(PROVIDED MATERIAL)
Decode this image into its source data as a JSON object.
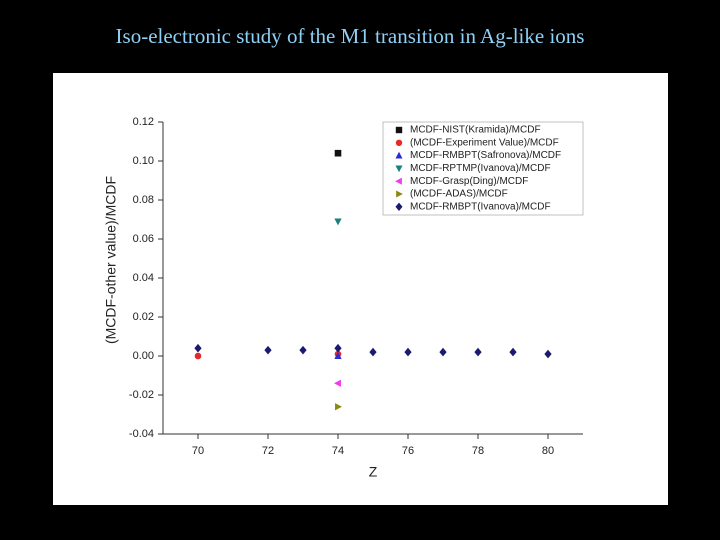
{
  "chart_data": {
    "type": "scatter",
    "title": "Iso-electronic study of the M1 transition in Ag-like ions",
    "xlabel": "Z",
    "ylabel": "(MCDF-other value)/MCDF",
    "xlim": [
      69,
      81
    ],
    "xticks": [
      70,
      72,
      74,
      76,
      78,
      80
    ],
    "ylim": [
      -0.04,
      0.12
    ],
    "yticks": [
      -0.04,
      -0.02,
      {
        "value": 0,
        "label": "0.00"
      },
      0.02,
      0.04,
      0.06,
      0.08,
      {
        "value": 0.1,
        "label": "0.10"
      },
      0.12
    ],
    "legend": "upper right",
    "series": [
      {
        "name": "MCDF-NIST(Kramida)/MCDF",
        "color": "#111111",
        "marker": "square",
        "x": [
          74
        ],
        "values": [
          0.104
        ]
      },
      {
        "name": "(MCDF-Experiment  Value)/MCDF",
        "color": "#e8272a",
        "marker": "circle",
        "x": [
          70,
          74
        ],
        "values": [
          0.0,
          0.001
        ]
      },
      {
        "name": "MCDF-RMBPT(Safronova)/MCDF",
        "color": "#2b2bd6",
        "marker": "triangle-up",
        "x": [
          74
        ],
        "values": [
          0.0
        ]
      },
      {
        "name": "MCDF-RPTMP(Ivanova)/MCDF",
        "color": "#1a7f7f",
        "marker": "triangle-down",
        "x": [
          74
        ],
        "values": [
          0.069
        ]
      },
      {
        "name": "MCDF-Grasp(Ding)/MCDF",
        "color": "#f03cf0",
        "marker": "triangle-left",
        "x": [
          74
        ],
        "values": [
          -0.014
        ]
      },
      {
        "name": "(MCDF-ADAS)/MCDF",
        "color": "#8a8a12",
        "marker": "triangle-right",
        "x": [
          74
        ],
        "values": [
          -0.026
        ]
      },
      {
        "name": "MCDF-RMBPT(Ivanova)/MCDF",
        "color": "#1a1a70",
        "marker": "diamond",
        "x": [
          70,
          72,
          73,
          74,
          75,
          76,
          77,
          78,
          79,
          80
        ],
        "values": [
          0.004,
          0.003,
          0.003,
          0.004,
          0.002,
          0.002,
          0.002,
          0.002,
          0.002,
          0.001
        ]
      }
    ]
  }
}
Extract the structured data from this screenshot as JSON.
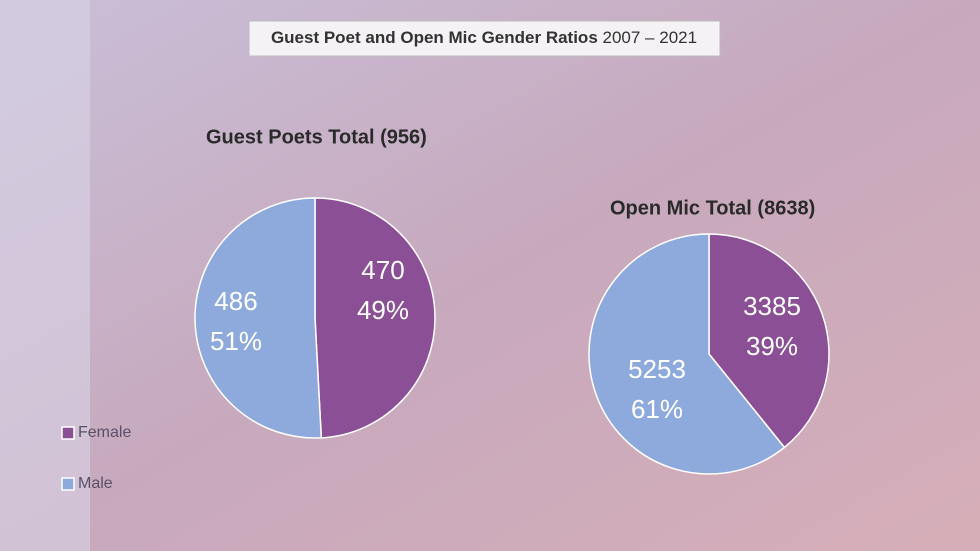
{
  "header": {
    "title": "Guest Poet and Open Mic Gender Ratios",
    "years": "2007 – 2021"
  },
  "legend": [
    "Female",
    "Male"
  ],
  "chart_data": [
    {
      "type": "pie",
      "title": "Guest Poets Total (956)",
      "categories": [
        "Female",
        "Male"
      ],
      "values": [
        470,
        486
      ],
      "percents": [
        49,
        51
      ],
      "percent_labels": [
        "49%",
        "51%"
      ],
      "colors": [
        "#8a4f94",
        "#8eaadd"
      ]
    },
    {
      "type": "pie",
      "title": "Open Mic Total (8638)",
      "categories": [
        "Female",
        "Male"
      ],
      "values": [
        3385,
        5253
      ],
      "percents": [
        39,
        61
      ],
      "percent_labels": [
        "39%",
        "61%"
      ],
      "colors": [
        "#8a4f94",
        "#8eaadd"
      ]
    }
  ]
}
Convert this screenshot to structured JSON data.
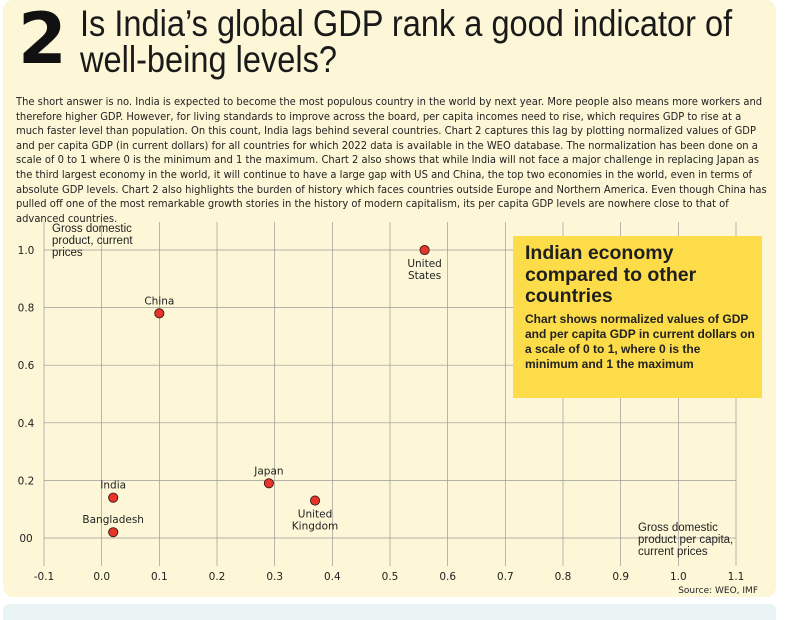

(PROBLEM DESCRIPTION) Quote the full listing above word for word; exclude every picture from the copy.

(OUTPUT)
Decode this image into its source data as a JSON object.
{
  "chart_data": {
    "type": "scatter",
    "title": "Iso-electronic study of the M1 transition in Ag-like ions",
    "xlabel": "Z",
    "ylabel": "(MCDF-other value)/MCDF",
    "xlim": [
      69,
      81
    ],
    "xticks": [
      70,
      72,
      74,
      76,
      78,
      80
    ],
    "ylim": [
      -0.04,
      0.12
    ],
    "yticks": [
      -0.04,
      -0.02,
      {
        "value": 0,
        "label": "0.00"
      },
      0.02,
      0.04,
      0.06,
      0.08,
      {
        "value": 0.1,
        "label": "0.10"
      },
      0.12
    ],
    "legend": "upper right",
    "series": [
      {
        "name": "MCDF-NIST(Kramida)/MCDF",
        "color": "#111111",
        "marker": "square",
        "x": [
          74
        ],
        "values": [
          0.104
        ]
      },
      {
        "name": "(MCDF-Experiment  Value)/MCDF",
        "color": "#e8272a",
        "marker": "circle",
        "x": [
          70,
          74
        ],
        "values": [
          0.0,
          0.001
        ]
      },
      {
        "name": "MCDF-RMBPT(Safronova)/MCDF",
        "color": "#2b2bd6",
        "marker": "triangle-up",
        "x": [
          74
        ],
        "values": [
          0.0
        ]
      },
      {
        "name": "MCDF-RPTMP(Ivanova)/MCDF",
        "color": "#1a7f7f",
        "marker": "triangle-down",
        "x": [
          74
        ],
        "values": [
          0.069
        ]
      },
      {
        "name": "MCDF-Grasp(Ding)/MCDF",
        "color": "#f03cf0",
        "marker": "triangle-left",
        "x": [
          74
        ],
        "values": [
          -0.014
        ]
      },
      {
        "name": "(MCDF-ADAS)/MCDF",
        "color": "#8a8a12",
        "marker": "triangle-right",
        "x": [
          74
        ],
        "values": [
          -0.026
        ]
      },
      {
        "name": "MCDF-RMBPT(Ivanova)/MCDF",
        "color": "#1a1a70",
        "marker": "diamond",
        "x": [
          70,
          72,
          73,
          74,
          75,
          76,
          77,
          78,
          79,
          80
        ],
        "values": [
          0.004,
          0.003,
          0.003,
          0.004,
          0.002,
          0.002,
          0.002,
          0.002,
          0.002,
          0.001
        ]
      }
    ]
  }
}
Extract the structured data from this screenshot as JSON.
{
  "header": {
    "title": "Guest Poet and Open Mic Gender Ratios",
    "years": "2007 – 2021"
  },
  "legend": [
    "Female",
    "Male"
  ],
  "chart_data": [
    {
      "type": "pie",
      "title": "Guest Poets Total (956)",
      "categories": [
        "Female",
        "Male"
      ],
      "values": [
        470,
        486
      ],
      "percents": [
        49,
        51
      ],
      "percent_labels": [
        "49%",
        "51%"
      ],
      "colors": [
        "#8a4f94",
        "#8eaadd"
      ]
    },
    {
      "type": "pie",
      "title": "Open Mic Total (8638)",
      "categories": [
        "Female",
        "Male"
      ],
      "values": [
        3385,
        5253
      ],
      "percents": [
        39,
        61
      ],
      "percent_labels": [
        "39%",
        "61%"
      ],
      "colors": [
        "#8a4f94",
        "#8eaadd"
      ]
    }
  ]
}
Convert this screenshot to structured JSON data.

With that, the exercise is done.